Stored records:
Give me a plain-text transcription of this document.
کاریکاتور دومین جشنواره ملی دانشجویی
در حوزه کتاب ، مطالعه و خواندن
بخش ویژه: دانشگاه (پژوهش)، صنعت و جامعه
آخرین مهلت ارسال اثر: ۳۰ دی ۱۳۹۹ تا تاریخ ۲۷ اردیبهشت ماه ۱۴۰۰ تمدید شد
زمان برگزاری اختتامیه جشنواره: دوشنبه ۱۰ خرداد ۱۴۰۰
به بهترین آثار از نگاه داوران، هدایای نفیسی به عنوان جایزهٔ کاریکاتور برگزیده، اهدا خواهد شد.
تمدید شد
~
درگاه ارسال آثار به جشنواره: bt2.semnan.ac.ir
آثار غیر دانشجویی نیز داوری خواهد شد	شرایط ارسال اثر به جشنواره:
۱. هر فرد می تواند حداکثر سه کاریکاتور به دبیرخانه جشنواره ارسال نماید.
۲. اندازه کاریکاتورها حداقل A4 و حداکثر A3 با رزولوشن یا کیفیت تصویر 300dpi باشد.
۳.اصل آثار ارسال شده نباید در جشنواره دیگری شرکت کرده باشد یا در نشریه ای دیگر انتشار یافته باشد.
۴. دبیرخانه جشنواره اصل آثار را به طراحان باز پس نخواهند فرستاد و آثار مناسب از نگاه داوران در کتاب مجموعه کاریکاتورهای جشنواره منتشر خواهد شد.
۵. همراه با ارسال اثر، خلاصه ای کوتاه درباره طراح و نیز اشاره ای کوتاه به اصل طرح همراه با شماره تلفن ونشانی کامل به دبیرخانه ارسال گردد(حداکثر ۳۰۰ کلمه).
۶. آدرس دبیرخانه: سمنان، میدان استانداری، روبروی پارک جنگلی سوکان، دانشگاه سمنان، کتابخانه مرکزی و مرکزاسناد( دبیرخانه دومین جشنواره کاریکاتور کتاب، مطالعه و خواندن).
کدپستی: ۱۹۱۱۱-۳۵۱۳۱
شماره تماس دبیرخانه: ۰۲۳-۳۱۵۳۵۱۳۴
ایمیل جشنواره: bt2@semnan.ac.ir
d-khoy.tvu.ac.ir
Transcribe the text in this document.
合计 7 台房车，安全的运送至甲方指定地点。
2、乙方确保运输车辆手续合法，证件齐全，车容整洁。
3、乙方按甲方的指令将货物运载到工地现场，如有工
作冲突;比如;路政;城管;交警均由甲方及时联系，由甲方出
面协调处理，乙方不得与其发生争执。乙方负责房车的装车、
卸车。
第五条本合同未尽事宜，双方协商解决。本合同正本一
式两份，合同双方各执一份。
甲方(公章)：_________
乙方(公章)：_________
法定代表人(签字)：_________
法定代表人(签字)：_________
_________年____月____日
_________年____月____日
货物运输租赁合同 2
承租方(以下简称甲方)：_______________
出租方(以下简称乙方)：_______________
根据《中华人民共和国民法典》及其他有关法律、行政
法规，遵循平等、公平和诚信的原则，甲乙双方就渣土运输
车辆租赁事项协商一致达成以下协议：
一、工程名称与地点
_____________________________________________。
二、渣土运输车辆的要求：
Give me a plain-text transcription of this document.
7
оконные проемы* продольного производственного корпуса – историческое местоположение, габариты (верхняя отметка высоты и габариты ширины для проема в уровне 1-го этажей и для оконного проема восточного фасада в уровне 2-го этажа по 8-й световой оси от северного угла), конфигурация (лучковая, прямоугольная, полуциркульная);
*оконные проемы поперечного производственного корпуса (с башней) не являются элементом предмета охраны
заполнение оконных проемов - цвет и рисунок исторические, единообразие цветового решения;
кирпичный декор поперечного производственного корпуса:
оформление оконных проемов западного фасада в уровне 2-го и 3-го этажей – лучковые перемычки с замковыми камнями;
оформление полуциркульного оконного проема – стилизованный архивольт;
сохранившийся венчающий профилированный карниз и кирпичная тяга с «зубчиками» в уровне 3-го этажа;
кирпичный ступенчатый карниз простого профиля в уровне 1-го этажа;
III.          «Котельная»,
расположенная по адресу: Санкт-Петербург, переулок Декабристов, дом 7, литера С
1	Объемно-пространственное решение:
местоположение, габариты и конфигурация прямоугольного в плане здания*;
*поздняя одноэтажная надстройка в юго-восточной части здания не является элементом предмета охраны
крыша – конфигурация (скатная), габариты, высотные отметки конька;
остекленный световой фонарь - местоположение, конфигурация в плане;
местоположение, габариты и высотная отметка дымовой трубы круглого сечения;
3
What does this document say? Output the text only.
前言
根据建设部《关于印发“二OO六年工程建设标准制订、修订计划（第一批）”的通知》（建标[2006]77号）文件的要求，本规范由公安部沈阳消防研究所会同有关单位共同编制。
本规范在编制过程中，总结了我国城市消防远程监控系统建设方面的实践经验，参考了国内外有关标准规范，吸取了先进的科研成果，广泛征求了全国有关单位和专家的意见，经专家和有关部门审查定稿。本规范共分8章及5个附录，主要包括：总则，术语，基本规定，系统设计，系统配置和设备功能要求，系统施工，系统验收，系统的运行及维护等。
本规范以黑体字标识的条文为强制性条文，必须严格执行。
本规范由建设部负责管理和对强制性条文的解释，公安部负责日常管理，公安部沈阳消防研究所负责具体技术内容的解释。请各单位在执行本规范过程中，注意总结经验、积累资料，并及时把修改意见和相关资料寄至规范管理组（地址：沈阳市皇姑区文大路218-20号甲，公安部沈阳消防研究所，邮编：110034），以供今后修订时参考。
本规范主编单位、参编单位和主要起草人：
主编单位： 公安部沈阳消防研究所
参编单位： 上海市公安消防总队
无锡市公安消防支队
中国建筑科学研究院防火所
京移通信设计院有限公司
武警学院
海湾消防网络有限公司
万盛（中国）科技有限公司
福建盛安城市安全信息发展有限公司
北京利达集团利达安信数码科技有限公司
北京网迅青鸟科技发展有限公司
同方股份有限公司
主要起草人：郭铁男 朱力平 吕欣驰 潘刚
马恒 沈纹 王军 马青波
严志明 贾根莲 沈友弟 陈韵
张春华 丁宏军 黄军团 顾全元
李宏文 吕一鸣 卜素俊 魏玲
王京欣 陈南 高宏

- Given request -
List every line from the entries above in which "проемы" appears.

- Reply to the exercise -
оконные проемы* продольного производственного корпуса – историческое местоположение, габариты (верхняя отметка высоты и габариты ширины для проема в уровне 1-го этажей и для оконного проема восточного фасада в уровне 2-го этажа по 8-й световой оси от северного угла), конфигурация (лучковая, прямоугольная, полуциркульная);
*оконные проемы поперечного производственного корпуса (с башней) не являются элементом предмета охраны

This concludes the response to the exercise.